**Problem:**
Copy all the entries word for word, but omit the pictures.

-------- Data for this task --------

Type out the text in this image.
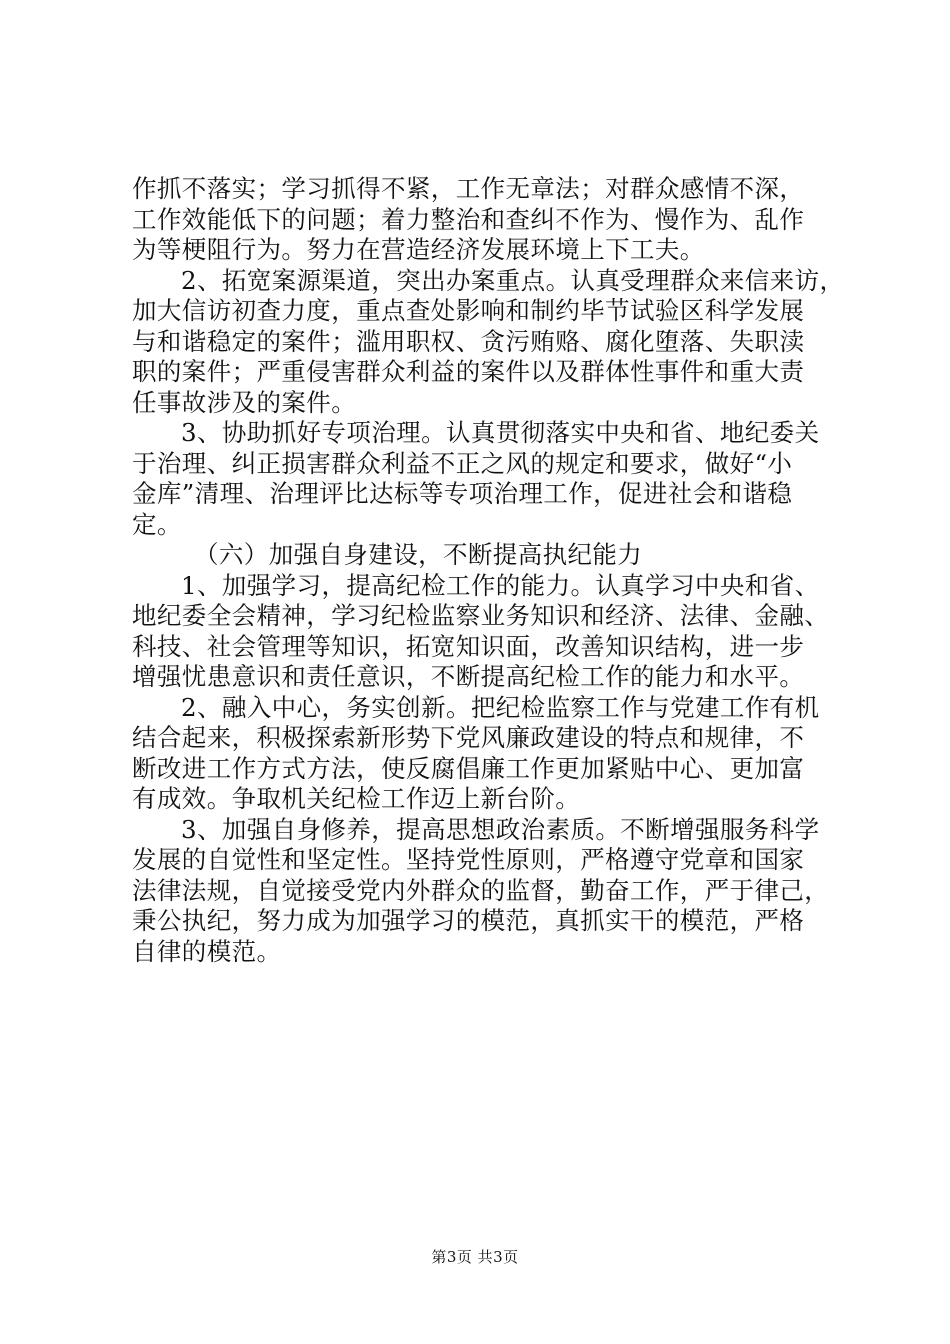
作抓不落实；学习抓得不紧，工作无章法；对群众感情不深，
工作效能低下的问题；着力整治和查纠不作为、慢作为、乱作
为等梗阻行为。努力在营造经济发展环境上下工夫。
2、拓宽案源渠道，突出办案重点。认真受理群众来信来访，
加大信访初查力度，重点查处影响和制约毕节试验区科学发展
与和谐稳定的案件；滥用职权、贪污贿赂、腐化堕落、失职渎
职的案件；严重侵害群众利益的案件以及群体性事件和重大责
任事故涉及的案件。
3、协助抓好专项治理。认真贯彻落实中央和省、地纪委关
于治理、纠正损害群众利益不正之风的规定和要求，做好“小
金库”清理、治理评比达标等专项治理工作，促进社会和谐稳
定。
（六）加强自身建设，不断提高执纪能力
1、加强学习，提高纪检工作的能力。认真学习中央和省、
地纪委全会精神，学习纪检监察业务知识和经济、法律、金融、
科技、社会管理等知识，拓宽知识面，改善知识结构，进一步
增强忧患意识和责任意识，不断提高纪检工作的能力和水平。
2、融入中心，务实创新。把纪检监察工作与党建工作有机
结合起来，积极探索新形势下党风廉政建设的特点和规律，不
断改进工作方式方法，使反腐倡廉工作更加紧贴中心、更加富
有成效。争取机关纪检工作迈上新台阶。
3、加强自身修养，提高思想政治素质。不断增强服务科学
发展的自觉性和坚定性。坚持党性原则，严格遵守党章和国家
法律法规，自觉接受党内外群众的监督，勤奋工作，严于律己，
秉公执纪，努力成为加强学习的模范，真抓实干的模范，严格
自律的模范。
第3页 共3页
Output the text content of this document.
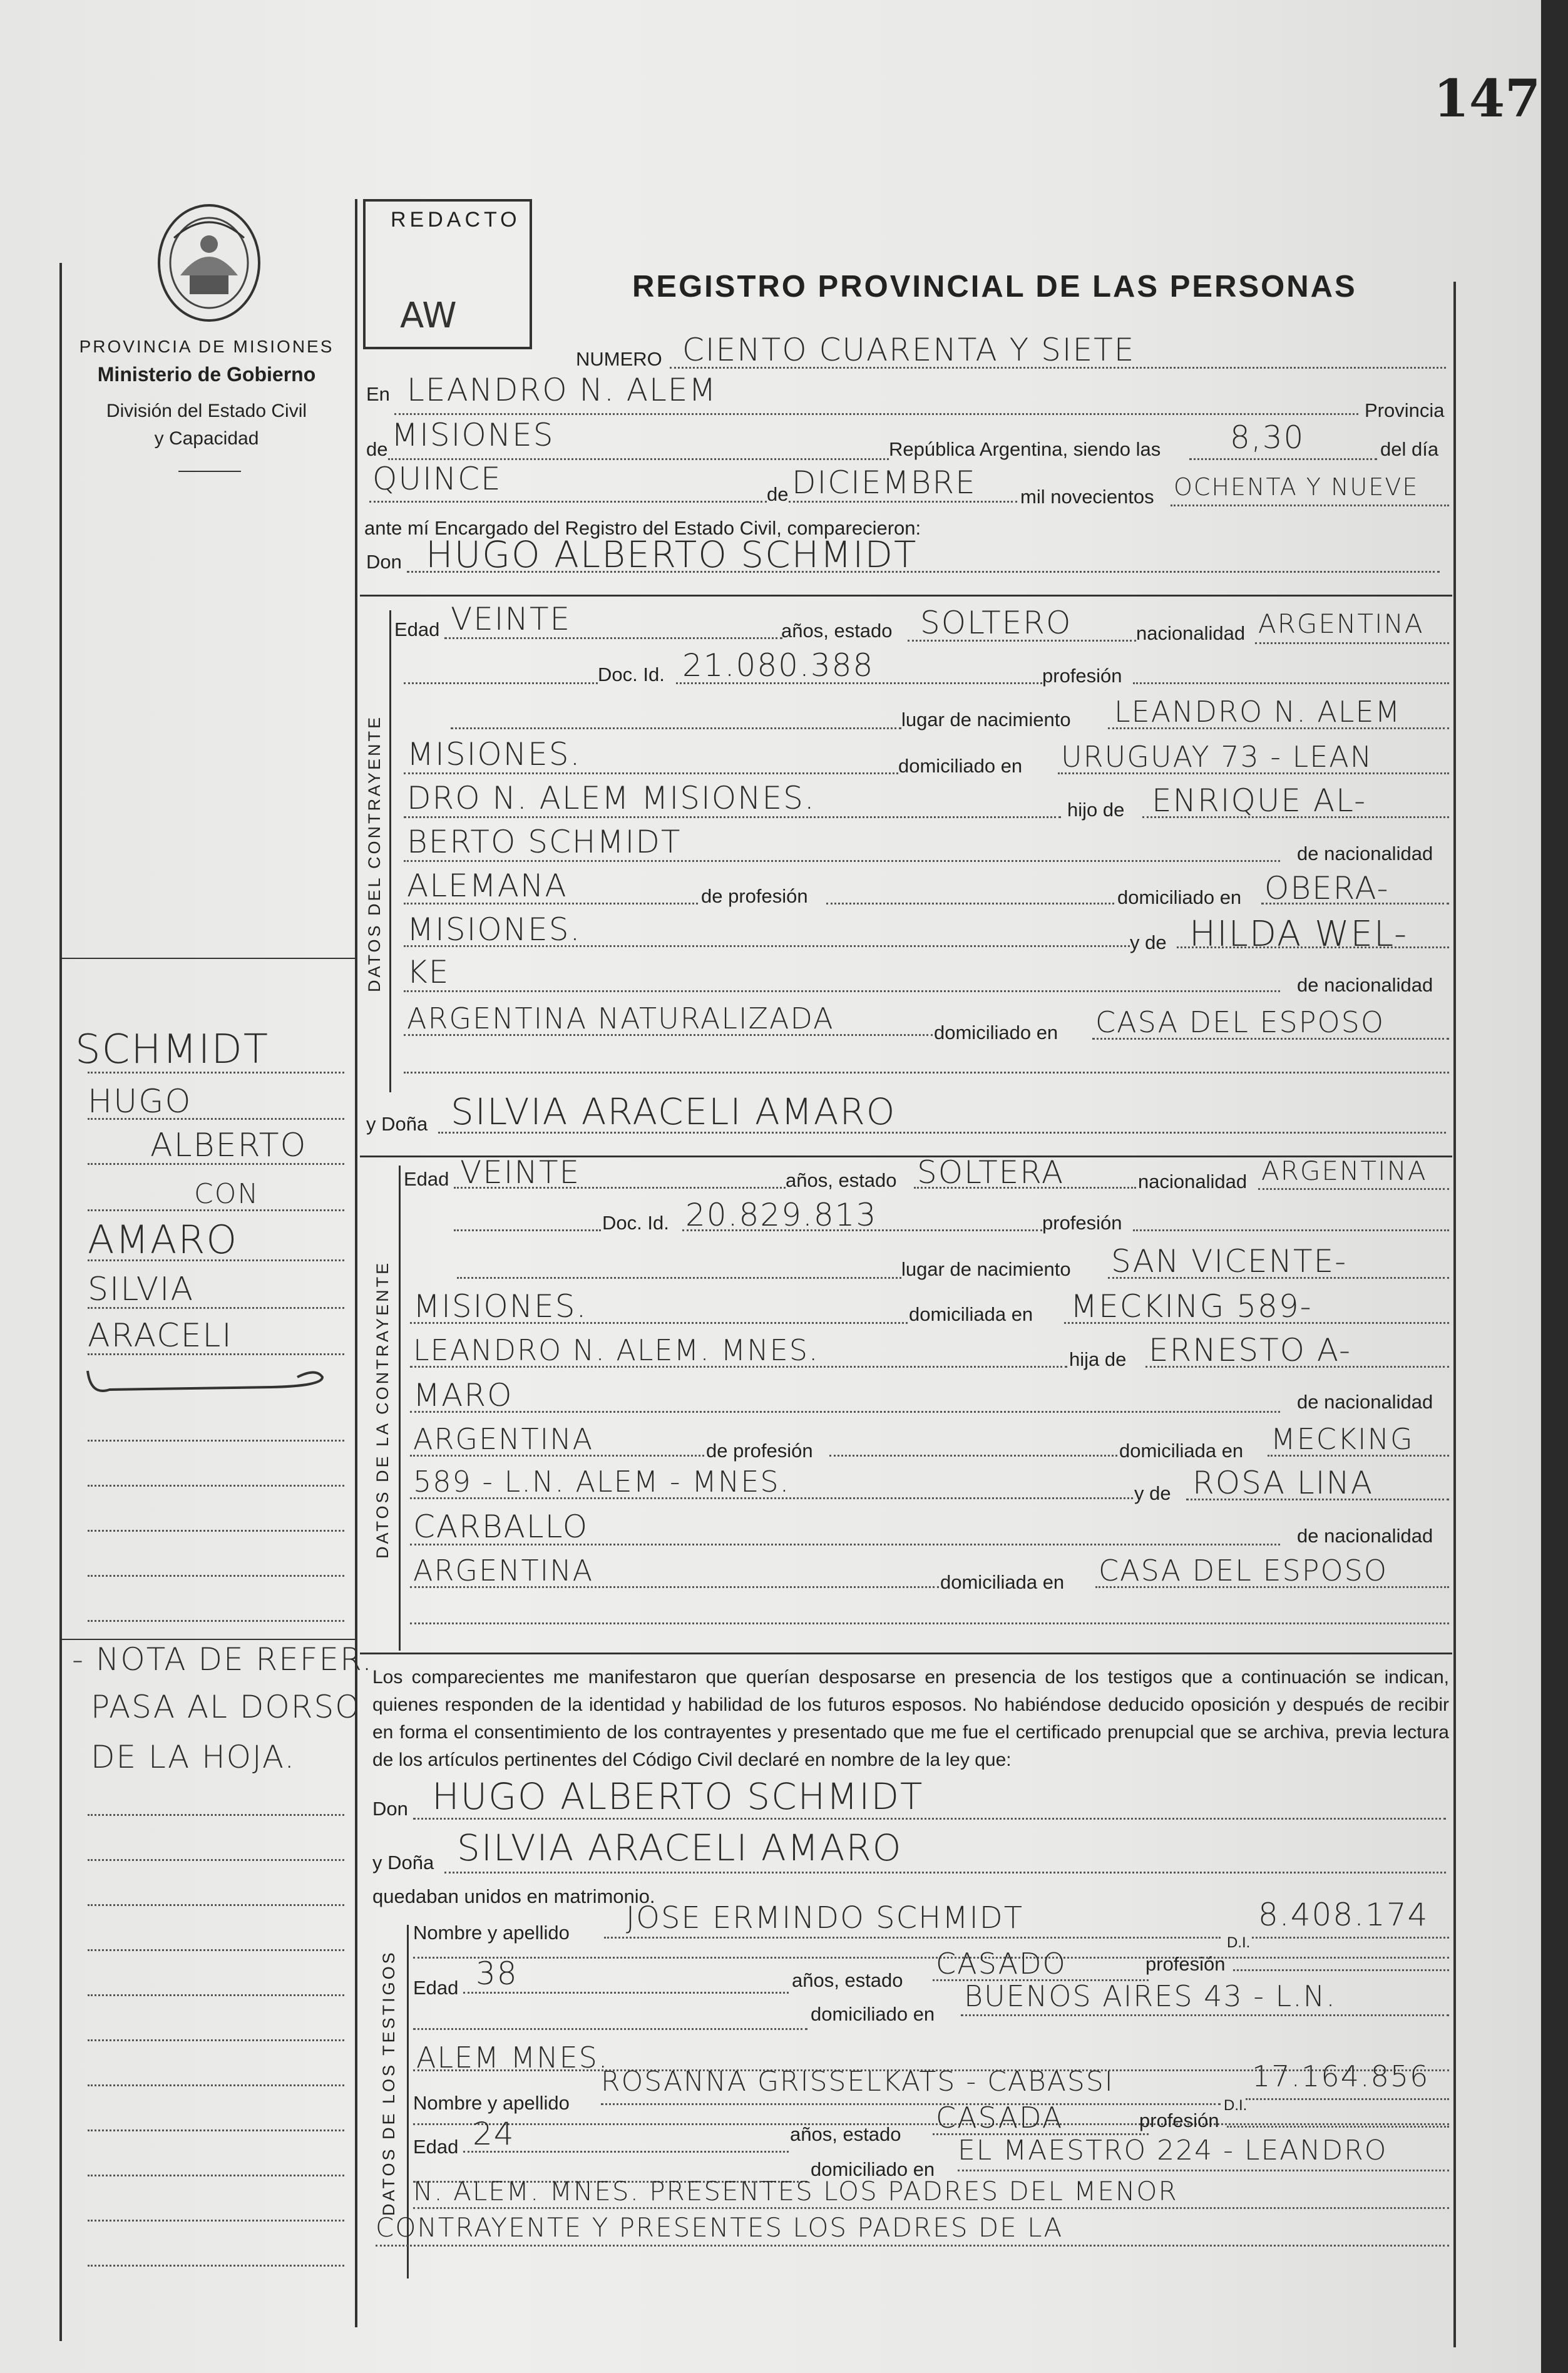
147
PROVINCIA DE MISIONES
Ministerio de Gobierno
División del Estado Civil
y Capacidad
REDACTO
AW
REGISTRO PROVINCIAL DE LAS PERSONAS
DATOS DEL CONTRAYENTE
DATOS DE LA CONTRAYENTE
DATOS DE LOS TESTIGOS
NUMERO CIENTO CUARENTA Y SIETE
En LEANDRO N. ALEM
Provincia
de MISIONES	República Argentina, siendo las 8,30	del día
QUINCE	de DICIEMBRE mil novecientos OCHENTA Y NUEVE
ante mí Encargado del Registro del Estado Civil, comparecieron:
Don HUGO ALBERTO SCHMIDT
Edad VEINTE	años, estado SOLTERO	nacionalidad ARGENTINA
Doc. Id. 21.080.388	profesión
lugar de nacimiento LEANDRO N. ALEM
MISIONES.	domiciliado en URUGUAY 73 - LEAN
DRO N. ALEM MISIONES.	hijo de ENRIQUE AL-
BERTO SCHMIDT	de nacionalidad
ALEMANA	de profesión	domiciliado en OBERA-
MISIONES.	y de HILDA WEL-
KE	de nacionalidad
ARGENTINA NATURALIZADA	domiciliado en CASA DEL ESPOSO
y Doña SILVIA ARACELI AMARO
Edad VEINTE	años, estado SOLTERA	nacionalidad ARGENTINA
Doc. Id. 20.829.813	profesión
lugar de nacimiento SAN VICENTE-
MISIONES.	domiciliada en MECKING 589-
LEANDRO N. ALEM. MNES.	hija de ERNESTO A-
MARO	de nacionalidad
ARGENTINA	de profesión	domiciliada en MECKING
589 - L.N. ALEM - MNES.	y de ROSA LINA
CARBALLO	de nacionalidad
ARGENTINA	domiciliada en CASA DEL ESPOSO
Los comparecientes me manifestaron que querían desposarse en presencia de los testigos que a continuación se indican, quienes responden de la identidad y habilidad de los futuros esposos. No habiéndose deducido oposición y después de recibir en forma el consentimiento de los contrayentes y presentado que me fue el certificado prenupcial que se archiva, previa lectura de los artículos pertinentes del Código Civil declaré en nombre de la ley que:
Don HUGO ALBERTO SCHMIDT
y Doña SILVIA ARACELI AMARO
quedaban unidos en matrimonio.
Nombre y apellido JOSE ERMINDO SCHMIDT
D.I.
8.408.174
Edad 38	años, estado CASADO	profesión
domiciliado en
BUENOS AIRES 43 - L.N.
ALEM MNES.
Nombre y apellido
ROSANNA GRISSELKATS - CABASSI
D.I.
17.164.856
Edad 24	años, estado CASADA	profesión
domiciliado en
EL MAESTRO 224 - LEANDRO
N. ALEM. MNES. PRESENTES LOS PADRES DEL MENOR
CONTRAYENTE Y PRESENTES LOS PADRES DE LA
SCHMIDT
HUGO
ALBERTO
CON
AMARO
SILVIA
ARACELI
- NOTA DE REFER.
PASA AL DORSO
DE LA HOJA.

--------

**Task response:**
Type out the text in this image.
作抓不落实；学习抓得不紧，工作无章法；对群众感情不深，
工作效能低下的问题；着力整治和查纠不作为、慢作为、乱作
为等梗阻行为。努力在营造经济发展环境上下工夫。
2、拓宽案源渠道，突出办案重点。认真受理群众来信来访，
加大信访初查力度，重点查处影响和制约毕节试验区科学发展
与和谐稳定的案件；滥用职权、贪污贿赂、腐化堕落、失职渎
职的案件；严重侵害群众利益的案件以及群体性事件和重大责
任事故涉及的案件。
3、协助抓好专项治理。认真贯彻落实中央和省、地纪委关
于治理、纠正损害群众利益不正之风的规定和要求，做好“小
金库”清理、治理评比达标等专项治理工作，促进社会和谐稳
定。
（六）加强自身建设，不断提高执纪能力
1、加强学习，提高纪检工作的能力。认真学习中央和省、
地纪委全会精神，学习纪检监察业务知识和经济、法律、金融、
科技、社会管理等知识，拓宽知识面，改善知识结构，进一步
增强忧患意识和责任意识，不断提高纪检工作的能力和水平。
2、融入中心，务实创新。把纪检监察工作与党建工作有机
结合起来，积极探索新形势下党风廉政建设的特点和规律，不
断改进工作方式方法，使反腐倡廉工作更加紧贴中心、更加富
有成效。争取机关纪检工作迈上新台阶。
3、加强自身修养，提高思想政治素质。不断增强服务科学
发展的自觉性和坚定性。坚持党性原则，严格遵守党章和国家
法律法规，自觉接受党内外群众的监督，勤奋工作，严于律己，
秉公执纪，努力成为加强学习的模范，真抓实干的模范，严格
自律的模范。
第3页 共3页
Output the text content of this document.
147
PROVINCIA DE MISIONES
Ministerio de Gobierno
División del Estado Civil
y Capacidad
REDACTO
AW
REGISTRO PROVINCIAL DE LAS PERSONAS
DATOS DEL CONTRAYENTE
DATOS DE LA CONTRAYENTE
DATOS DE LOS TESTIGOS
NUMERO CIENTO CUARENTA Y SIETE
En LEANDRO N. ALEM
Provincia
de MISIONES	República Argentina, siendo las 8,30	del día
QUINCE	de DICIEMBRE mil novecientos OCHENTA Y NUEVE
ante mí Encargado del Registro del Estado Civil, comparecieron:
Don HUGO ALBERTO SCHMIDT
Edad VEINTE	años, estado SOLTERO	nacionalidad ARGENTINA
Doc. Id. 21.080.388	profesión
lugar de nacimiento LEANDRO N. ALEM
MISIONES.	domiciliado en URUGUAY 73 - LEAN
DRO N. ALEM MISIONES.	hijo de ENRIQUE AL-
BERTO SCHMIDT	de nacionalidad
ALEMANA	de profesión	domiciliado en OBERA-
MISIONES.	y de HILDA WEL-
KE	de nacionalidad
ARGENTINA NATURALIZADA	domiciliado en CASA DEL ESPOSO
y Doña SILVIA ARACELI AMARO
Edad VEINTE	años, estado SOLTERA	nacionalidad ARGENTINA
Doc. Id. 20.829.813	profesión
lugar de nacimiento SAN VICENTE-
MISIONES.	domiciliada en MECKING 589-
LEANDRO N. ALEM. MNES.	hija de ERNESTO A-
MARO	de nacionalidad
ARGENTINA	de profesión	domiciliada en MECKING
589 - L.N. ALEM - MNES.	y de ROSA LINA
CARBALLO	de nacionalidad
ARGENTINA	domiciliada en CASA DEL ESPOSO
Los comparecientes me manifestaron que querían desposarse en presencia de los testigos que a continuación se indican, quienes responden de la identidad y habilidad de los futuros esposos. No habiéndose deducido oposición y después de recibir en forma el consentimiento de los contrayentes y presentado que me fue el certificado prenupcial que se archiva, previa lectura de los artículos pertinentes del Código Civil declaré en nombre de la ley que:
Don HUGO ALBERTO SCHMIDT
y Doña SILVIA ARACELI AMARO
quedaban unidos en matrimonio.
Nombre y apellido JOSE ERMINDO SCHMIDT
D.I.
8.408.174
Edad 38	años, estado CASADO	profesión
domiciliado en
BUENOS AIRES 43 - L.N.
ALEM MNES.
Nombre y apellido
ROSANNA GRISSELKATS - CABASSI
D.I.
17.164.856
Edad 24	años, estado CASADA	profesión
domiciliado en
EL MAESTRO 224 - LEANDRO
N. ALEM. MNES. PRESENTES LOS PADRES DEL MENOR
CONTRAYENTE Y PRESENTES LOS PADRES DE LA
SCHMIDT
HUGO
ALBERTO
CON
AMARO
SILVIA
ARACELI
- NOTA DE REFER.
PASA AL DORSO
DE LA HOJA.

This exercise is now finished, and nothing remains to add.